# start of Supplied records

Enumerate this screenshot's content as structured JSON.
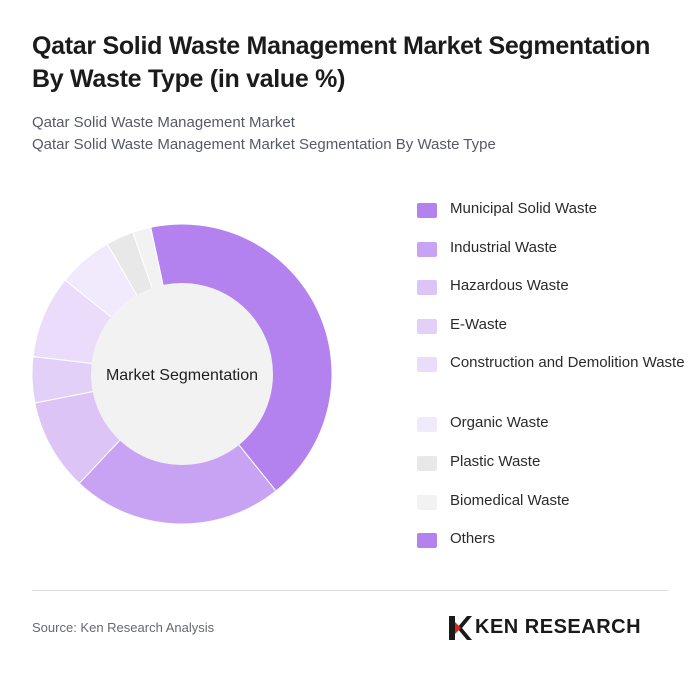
{
  "title": "Qatar Solid Waste Management Market Segmentation By Waste Type (in value %)",
  "subtitle_lines": [
    "Qatar Solid Waste Management Market",
    "Qatar Solid Waste Management Market Segmentation By Waste Type"
  ],
  "chart_data": {
    "type": "pie",
    "variant": "donut",
    "center_label": "Market Segmentation",
    "categories": [
      "Municipal Solid Waste",
      "Industrial Waste",
      "Hazardous Waste",
      "E-Waste",
      "Construction and Demolition Waste",
      "Organic Waste",
      "Plastic Waste",
      "Biomedical Waste",
      "Others"
    ],
    "values": [
      43,
      23,
      10,
      5,
      9,
      6,
      3,
      2,
      0
    ],
    "colors": [
      "#b382ee",
      "#c9a3f3",
      "#dcc4f7",
      "#e3d0f8",
      "#eadcfa",
      "#f1eafc",
      "#e8e8e8",
      "#f2f2f2",
      "#b382ee"
    ],
    "legend_position": "right"
  },
  "legend": {
    "items": [
      "Municipal Solid Waste",
      "Industrial Waste",
      "Hazardous Waste",
      "E-Waste",
      "Construction and Demolition Waste",
      "Organic Waste",
      "Plastic Waste",
      "Biomedical Waste",
      "Others"
    ]
  },
  "footer": {
    "source": "Source: Ken Research Analysis",
    "brand": "KEN RESEARCH",
    "brand_icon": "ken-research-logo-icon"
  }
}
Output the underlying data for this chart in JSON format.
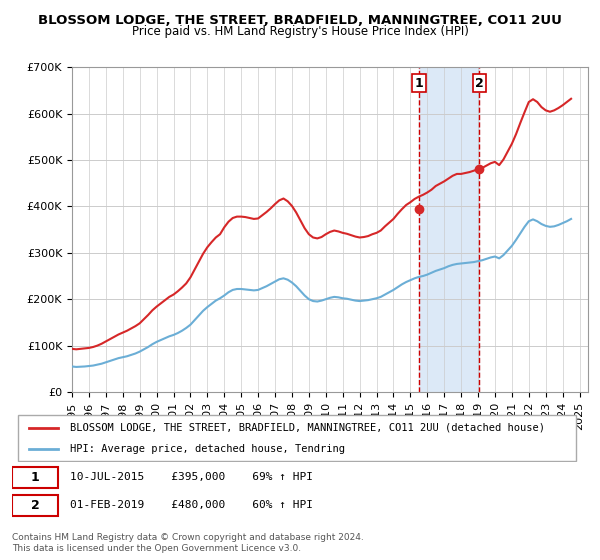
{
  "title1": "BLOSSOM LODGE, THE STREET, BRADFIELD, MANNINGTREE, CO11 2UU",
  "title2": "Price paid vs. HM Land Registry's House Price Index (HPI)",
  "ylabel_ticks": [
    "£0",
    "£100K",
    "£200K",
    "£300K",
    "£400K",
    "£500K",
    "£600K",
    "£700K"
  ],
  "ylim": [
    0,
    700000
  ],
  "xlim_start": 1995.0,
  "xlim_end": 2025.5,
  "sale1_date": 2015.52,
  "sale1_price": 395000,
  "sale1_label": "1",
  "sale1_text": "10-JUL-2015    £395,000    69% ↑ HPI",
  "sale2_date": 2019.08,
  "sale2_price": 480000,
  "sale2_label": "2",
  "sale2_text": "01-FEB-2019    £480,000    60% ↑ HPI",
  "hpi_line_color": "#6baed6",
  "property_line_color": "#d62728",
  "sale_marker_color": "#d62728",
  "highlight_color": "#dce9f7",
  "grid_color": "#cccccc",
  "legend_property": "BLOSSOM LODGE, THE STREET, BRADFIELD, MANNINGTREE, CO11 2UU (detached house)",
  "legend_hpi": "HPI: Average price, detached house, Tendring",
  "footnote": "Contains HM Land Registry data © Crown copyright and database right 2024.\nThis data is licensed under the Open Government Licence v3.0.",
  "hpi_data_x": [
    1995.0,
    1995.25,
    1995.5,
    1995.75,
    1996.0,
    1996.25,
    1996.5,
    1996.75,
    1997.0,
    1997.25,
    1997.5,
    1997.75,
    1998.0,
    1998.25,
    1998.5,
    1998.75,
    1999.0,
    1999.25,
    1999.5,
    1999.75,
    2000.0,
    2000.25,
    2000.5,
    2000.75,
    2001.0,
    2001.25,
    2001.5,
    2001.75,
    2002.0,
    2002.25,
    2002.5,
    2002.75,
    2003.0,
    2003.25,
    2003.5,
    2003.75,
    2004.0,
    2004.25,
    2004.5,
    2004.75,
    2005.0,
    2005.25,
    2005.5,
    2005.75,
    2006.0,
    2006.25,
    2006.5,
    2006.75,
    2007.0,
    2007.25,
    2007.5,
    2007.75,
    2008.0,
    2008.25,
    2008.5,
    2008.75,
    2009.0,
    2009.25,
    2009.5,
    2009.75,
    2010.0,
    2010.25,
    2010.5,
    2010.75,
    2011.0,
    2011.25,
    2011.5,
    2011.75,
    2012.0,
    2012.25,
    2012.5,
    2012.75,
    2013.0,
    2013.25,
    2013.5,
    2013.75,
    2014.0,
    2014.25,
    2014.5,
    2014.75,
    2015.0,
    2015.25,
    2015.5,
    2015.75,
    2016.0,
    2016.25,
    2016.5,
    2016.75,
    2017.0,
    2017.25,
    2017.5,
    2017.75,
    2018.0,
    2018.25,
    2018.5,
    2018.75,
    2019.0,
    2019.25,
    2019.5,
    2019.75,
    2020.0,
    2020.25,
    2020.5,
    2020.75,
    2021.0,
    2021.25,
    2021.5,
    2021.75,
    2022.0,
    2022.25,
    2022.5,
    2022.75,
    2023.0,
    2023.25,
    2023.5,
    2023.75,
    2024.0,
    2024.25,
    2024.5
  ],
  "hpi_data_y": [
    55000,
    54000,
    54500,
    55000,
    56000,
    57000,
    59000,
    61000,
    64000,
    67000,
    70000,
    73000,
    75000,
    77000,
    80000,
    83000,
    87000,
    92000,
    97000,
    103000,
    108000,
    112000,
    116000,
    120000,
    123000,
    127000,
    132000,
    138000,
    145000,
    155000,
    165000,
    175000,
    183000,
    190000,
    197000,
    202000,
    208000,
    215000,
    220000,
    222000,
    222000,
    221000,
    220000,
    219000,
    220000,
    224000,
    228000,
    233000,
    238000,
    243000,
    245000,
    242000,
    236000,
    228000,
    218000,
    208000,
    200000,
    196000,
    195000,
    197000,
    200000,
    203000,
    205000,
    204000,
    202000,
    201000,
    199000,
    197000,
    196000,
    197000,
    198000,
    200000,
    202000,
    205000,
    210000,
    215000,
    220000,
    226000,
    232000,
    237000,
    241000,
    245000,
    248000,
    250000,
    253000,
    257000,
    261000,
    264000,
    267000,
    271000,
    274000,
    276000,
    277000,
    278000,
    279000,
    280000,
    282000,
    284000,
    287000,
    290000,
    292000,
    288000,
    295000,
    305000,
    315000,
    328000,
    342000,
    356000,
    368000,
    372000,
    368000,
    362000,
    358000,
    356000,
    357000,
    360000,
    364000,
    368000,
    373000
  ],
  "property_data_x": [
    1995.0,
    1995.25,
    1995.5,
    1995.75,
    1996.0,
    1996.25,
    1996.5,
    1996.75,
    1997.0,
    1997.25,
    1997.5,
    1997.75,
    1998.0,
    1998.25,
    1998.5,
    1998.75,
    1999.0,
    1999.25,
    1999.5,
    1999.75,
    2000.0,
    2000.25,
    2000.5,
    2000.75,
    2001.0,
    2001.25,
    2001.5,
    2001.75,
    2002.0,
    2002.25,
    2002.5,
    2002.75,
    2003.0,
    2003.25,
    2003.5,
    2003.75,
    2004.0,
    2004.25,
    2004.5,
    2004.75,
    2005.0,
    2005.25,
    2005.5,
    2005.75,
    2006.0,
    2006.25,
    2006.5,
    2006.75,
    2007.0,
    2007.25,
    2007.5,
    2007.75,
    2008.0,
    2008.25,
    2008.5,
    2008.75,
    2009.0,
    2009.25,
    2009.5,
    2009.75,
    2010.0,
    2010.25,
    2010.5,
    2010.75,
    2011.0,
    2011.25,
    2011.5,
    2011.75,
    2012.0,
    2012.25,
    2012.5,
    2012.75,
    2013.0,
    2013.25,
    2013.5,
    2013.75,
    2014.0,
    2014.25,
    2014.5,
    2014.75,
    2015.0,
    2015.25,
    2015.5,
    2015.75,
    2016.0,
    2016.25,
    2016.5,
    2016.75,
    2017.0,
    2017.25,
    2017.5,
    2017.75,
    2018.0,
    2018.25,
    2018.5,
    2018.75,
    2019.0,
    2019.25,
    2019.5,
    2019.75,
    2020.0,
    2020.25,
    2020.5,
    2020.75,
    2021.0,
    2021.25,
    2021.5,
    2021.75,
    2022.0,
    2022.25,
    2022.5,
    2022.75,
    2023.0,
    2023.25,
    2023.5,
    2023.75,
    2024.0,
    2024.25,
    2024.5
  ],
  "property_data_y": [
    93000,
    92000,
    93000,
    94000,
    95000,
    97000,
    100000,
    104000,
    109000,
    114000,
    119000,
    124000,
    128000,
    132000,
    137000,
    142000,
    148000,
    157000,
    166000,
    176000,
    184000,
    191000,
    198000,
    205000,
    210000,
    217000,
    225000,
    234000,
    247000,
    264000,
    281000,
    298000,
    312000,
    323000,
    333000,
    340000,
    355000,
    367000,
    375000,
    378000,
    378000,
    377000,
    375000,
    373000,
    374000,
    381000,
    388000,
    396000,
    405000,
    413000,
    417000,
    411000,
    401000,
    387000,
    370000,
    353000,
    340000,
    333000,
    331000,
    334000,
    340000,
    345000,
    348000,
    346000,
    343000,
    341000,
    338000,
    335000,
    333000,
    334000,
    336000,
    340000,
    343000,
    348000,
    357000,
    365000,
    373000,
    384000,
    394000,
    403000,
    409000,
    416000,
    421000,
    425000,
    430000,
    436000,
    444000,
    449000,
    454000,
    460000,
    466000,
    470000,
    470000,
    472000,
    474000,
    477000,
    480000,
    483000,
    488000,
    493000,
    496000,
    489000,
    501000,
    518000,
    535000,
    556000,
    580000,
    603000,
    625000,
    631000,
    625000,
    614000,
    607000,
    604000,
    607000,
    612000,
    618000,
    625000,
    632000
  ]
}
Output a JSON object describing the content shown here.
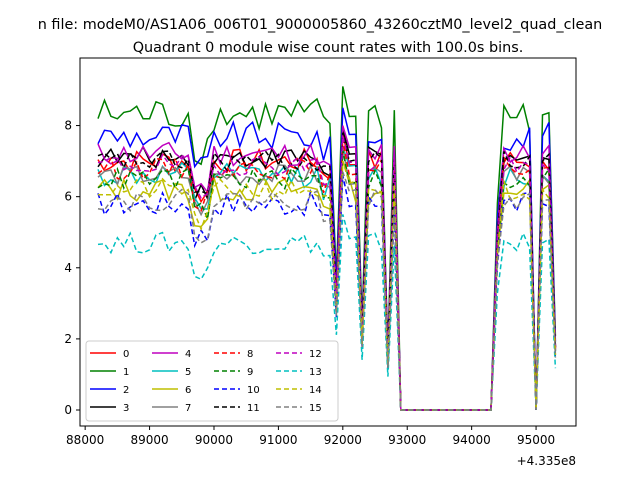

# end of Supplied records

The exercise
Find every line that holds "Registry" and copy it.

Finished task
  "title2": "Price paid vs. HM Land Registry's House Price Index (HPI)",
  "footnote": "Contains HM Land Registry data © Crown copyright and database right 2024.\nThis data is licensed under the Open Government Licence v3.0.",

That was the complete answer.